God’s Message To Husbands, from 1 Peter 3:7.

7 Likewise, husbands, live with your wives in an understanding way, showing honor to the woman as the weaker vessel, since they are heirs with you of the grace of life, so that your prayers may not be hindered.

No introduction this morning. Let’s just dive right into the text. What does God say to husbands? And may the Lord bless the preaching of His word.

God says: work hard to understand your wife (1Pet 3:7a)

It’s about 30 years after Jesus’ crucifixion, resurrection, and ascension. Peter has come a long way since he was the impulsive and confrontational and proud man we meet in the four gospels. God has brought Peter a long way. Peter has grown into the role of apostle and as head of the church in Jerusalem.
And in that capacity, Peter writes this letter to a group of churches in modern-day Turkey. Peter is writing this letter to these churches for one reason: things are getting harder for them.
Culturally speaking, politically speaking, economically speaking, socially speaking — in all of those ways it is getting harder and harder for the Christian in the first century to live as Christians. They are being pushed to the margins of society, like we see happening to Christians in western parts of the world like the US and Europe.
And Peter’s message to them is not capitulate or roll over or go into hiding. His message is keep living as Christians in the midst of a non-Christian society. Is there a verse in 1 Peter that sums up the message of 1 Peter? Yes, 1 Pet. 2:12
1 Peter 2:12 ESV
Keep your conduct among the Gentiles honorable, so that when they speak against you as evildoers, they may see your good deeds and glorify God on the day of visitation.
Jesus said something similar. Matt 5:16
Matthew 5:16 ESV
In the same way, let your light shine before others, so that they may see your good works and give glory to your Father who is in heaven.
Notice first that this is a word to husbands. This is not a word to wives. Peter already covered that in the first part of chapter 3.

Likewise, wives, be subject to your own husbands, so that even if some do not obey the word, they may be won without a word by the conduct of their wives, 2 when they see your respectful and pure conduct. 3 Do not let your adorning be external—the braiding of hair and the putting on of gold jewelry, or the clothing you wear— 4 but let your adorning be the hidden person of the heart with the imperishable beauty of a gentle and quiet spirit, which in God’s sight is very precious. 5 For this is how the holy women who hoped in God used to adorn themselves, by submitting to their own husbands, 6 as Sarah obeyed Abraham, calling him lord. And you are her children, if you do good and do not fear anything that is frightening.

Peter’s word to wives was longer and extensive. But Peter’s word to husbands is short and sweet, simple. Peter’s message — God’s message to husbands in this first letter from Peter — is simply this: work hard to understand your wife.
Now do you know that this is actually a puzzling thing for a man to say back then?
Women were viewed as inferior to men in the ancient world. Men went around back then feeling thankful that they were men as opposed to women. Women could not own property. Women’s testimony was considered to be credible evidence in a court of law. Many religious teachers and philosophers it was women who were responsible for sin and especially for the sexual temptation of men.

* _Given problem A_
For each statement below, say yes or no to whether it agrees with the sermon on 1 Peter 3:7, and quote the words from the sermon that decide it: (i) Peter writes the letter to a group of churches in modern-day Turkey; (ii) Peter's word to husbands is longer than his word to wives; (iii) the sermon opens with an introduction.

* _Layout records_
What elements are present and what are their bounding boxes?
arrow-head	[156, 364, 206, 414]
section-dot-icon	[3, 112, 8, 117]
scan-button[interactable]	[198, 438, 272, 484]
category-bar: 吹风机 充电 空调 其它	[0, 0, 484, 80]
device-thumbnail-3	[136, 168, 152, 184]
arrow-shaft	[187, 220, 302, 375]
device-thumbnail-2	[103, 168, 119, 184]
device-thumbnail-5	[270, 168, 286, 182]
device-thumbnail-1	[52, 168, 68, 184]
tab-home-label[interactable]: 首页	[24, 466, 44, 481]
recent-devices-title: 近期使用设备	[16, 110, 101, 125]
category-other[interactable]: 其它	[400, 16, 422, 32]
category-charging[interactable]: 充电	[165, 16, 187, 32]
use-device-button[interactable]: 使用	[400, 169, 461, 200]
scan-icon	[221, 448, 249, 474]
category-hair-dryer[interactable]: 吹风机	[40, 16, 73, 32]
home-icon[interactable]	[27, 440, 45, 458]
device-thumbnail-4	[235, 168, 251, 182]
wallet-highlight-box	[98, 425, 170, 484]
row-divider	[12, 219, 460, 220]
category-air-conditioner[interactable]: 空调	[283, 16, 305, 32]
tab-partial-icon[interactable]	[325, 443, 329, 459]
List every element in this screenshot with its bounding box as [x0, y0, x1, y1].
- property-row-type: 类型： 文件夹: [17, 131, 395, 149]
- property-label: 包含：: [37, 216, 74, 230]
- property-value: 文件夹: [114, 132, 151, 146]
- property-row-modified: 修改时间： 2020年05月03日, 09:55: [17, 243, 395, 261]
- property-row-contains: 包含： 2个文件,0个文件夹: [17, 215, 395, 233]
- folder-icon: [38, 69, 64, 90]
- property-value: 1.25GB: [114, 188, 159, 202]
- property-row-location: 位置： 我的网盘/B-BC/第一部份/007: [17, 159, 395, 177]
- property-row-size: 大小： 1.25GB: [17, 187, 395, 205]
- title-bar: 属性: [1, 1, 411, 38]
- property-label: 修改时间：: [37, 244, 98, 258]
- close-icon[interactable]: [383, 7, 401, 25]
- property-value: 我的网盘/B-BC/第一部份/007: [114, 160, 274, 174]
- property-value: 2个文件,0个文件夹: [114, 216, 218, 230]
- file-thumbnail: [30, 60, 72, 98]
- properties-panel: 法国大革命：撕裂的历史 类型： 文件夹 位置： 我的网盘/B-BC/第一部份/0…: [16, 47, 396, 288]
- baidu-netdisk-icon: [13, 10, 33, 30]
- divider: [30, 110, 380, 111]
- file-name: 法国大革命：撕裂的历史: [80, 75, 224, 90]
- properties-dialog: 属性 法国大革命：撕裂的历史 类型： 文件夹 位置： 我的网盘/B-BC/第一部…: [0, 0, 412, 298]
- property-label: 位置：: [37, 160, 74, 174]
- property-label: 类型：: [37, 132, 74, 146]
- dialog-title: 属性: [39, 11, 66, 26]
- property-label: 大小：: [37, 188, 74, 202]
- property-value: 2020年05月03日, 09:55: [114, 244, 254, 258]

* _Given problem B_
Count the lines of the records that contain the string "icon", with case counting, and give only the number.

* _Complete answer A_
(i) Yes: "Peter writes this letter to a group of churches in modern-day Turkey."
(ii) No: "Peter’s word to wives was longer and extensive. But Peter’s word to husbands is short and sweet, simple."
(iii) No: "No introduction this morning."

* _Complete answer B_
7